(Rows from a dataset)
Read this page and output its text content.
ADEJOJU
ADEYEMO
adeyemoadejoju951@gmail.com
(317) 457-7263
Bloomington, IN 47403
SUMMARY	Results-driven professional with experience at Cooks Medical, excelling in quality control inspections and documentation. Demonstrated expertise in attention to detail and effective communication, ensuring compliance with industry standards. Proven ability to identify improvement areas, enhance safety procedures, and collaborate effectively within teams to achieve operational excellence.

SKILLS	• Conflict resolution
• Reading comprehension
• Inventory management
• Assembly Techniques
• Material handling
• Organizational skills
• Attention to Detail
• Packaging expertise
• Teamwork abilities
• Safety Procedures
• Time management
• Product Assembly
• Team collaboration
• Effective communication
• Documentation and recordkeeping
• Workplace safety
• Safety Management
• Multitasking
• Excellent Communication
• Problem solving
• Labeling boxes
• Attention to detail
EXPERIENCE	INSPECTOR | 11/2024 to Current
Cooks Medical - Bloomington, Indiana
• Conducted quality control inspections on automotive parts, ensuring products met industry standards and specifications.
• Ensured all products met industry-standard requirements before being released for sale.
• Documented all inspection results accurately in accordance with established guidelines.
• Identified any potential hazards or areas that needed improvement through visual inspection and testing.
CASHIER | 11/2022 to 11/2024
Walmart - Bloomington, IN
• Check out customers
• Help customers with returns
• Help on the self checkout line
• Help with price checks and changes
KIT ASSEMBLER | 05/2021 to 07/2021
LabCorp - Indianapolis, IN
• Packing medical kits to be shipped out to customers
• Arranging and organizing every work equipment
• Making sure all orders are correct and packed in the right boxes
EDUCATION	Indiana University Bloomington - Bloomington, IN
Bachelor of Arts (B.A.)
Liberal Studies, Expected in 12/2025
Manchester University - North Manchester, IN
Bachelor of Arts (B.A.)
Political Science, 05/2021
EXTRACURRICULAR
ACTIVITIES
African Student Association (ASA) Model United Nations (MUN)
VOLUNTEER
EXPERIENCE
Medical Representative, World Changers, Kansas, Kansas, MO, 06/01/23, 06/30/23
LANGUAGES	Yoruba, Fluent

Problem. Copy every line of the material, please, keeping it exactly the same.

Exercise result.
Read this page and output its text content.
ADEJOJU
ADEYEMO
adeyemoadejoju951@gmail.com
(317) 457-7263
Bloomington, IN 47403
SUMMARY	Results-driven professional with experience at Cooks Medical, excelling in quality control inspections and documentation. Demonstrated expertise in attention to detail and effective communication, ensuring compliance with industry standards. Proven ability to identify improvement areas, enhance safety procedures, and collaborate effectively within teams to achieve operational excellence.

SKILLS	• Conflict resolution
• Reading comprehension
• Inventory management
• Assembly Techniques
• Material handling
• Organizational skills
• Attention to Detail
• Packaging expertise
• Teamwork abilities
• Safety Procedures
• Time management
• Product Assembly
• Team collaboration
• Effective communication
• Documentation and recordkeeping
• Workplace safety
• Safety Management
• Multitasking
• Excellent Communication
• Problem solving
• Labeling boxes
• Attention to detail
EXPERIENCE	INSPECTOR | 11/2024 to Current
Cooks Medical - Bloomington, Indiana
• Conducted quality control inspections on automotive parts, ensuring products met industry standards and specifications.
• Ensured all products met industry-standard requirements before being released for sale.
• Documented all inspection results accurately in accordance with established guidelines.
• Identified any potential hazards or areas that needed improvement through visual inspection and testing.
CASHIER | 11/2022 to 11/2024
Walmart - Bloomington, IN
• Check out customers
• Help customers with returns
• Help on the self checkout line
• Help with price checks and changes
KIT ASSEMBLER | 05/2021 to 07/2021
LabCorp - Indianapolis, IN
• Packing medical kits to be shipped out to customers
• Arranging and organizing every work equipment
• Making sure all orders are correct and packed in the right boxes
EDUCATION	Indiana University Bloomington - Bloomington, IN
Bachelor of Arts (B.A.)
Liberal Studies, Expected in 12/2025
Manchester University - North Manchester, IN
Bachelor of Arts (B.A.)
Political Science, 05/2021
EXTRACURRICULAR
ACTIVITIES
African Student Association (ASA) Model United Nations (MUN)
VOLUNTEER
EXPERIENCE
Medical Representative, World Changers, Kansas, Kansas, MO, 06/01/23, 06/30/23
LANGUAGES	Yoruba, Fluent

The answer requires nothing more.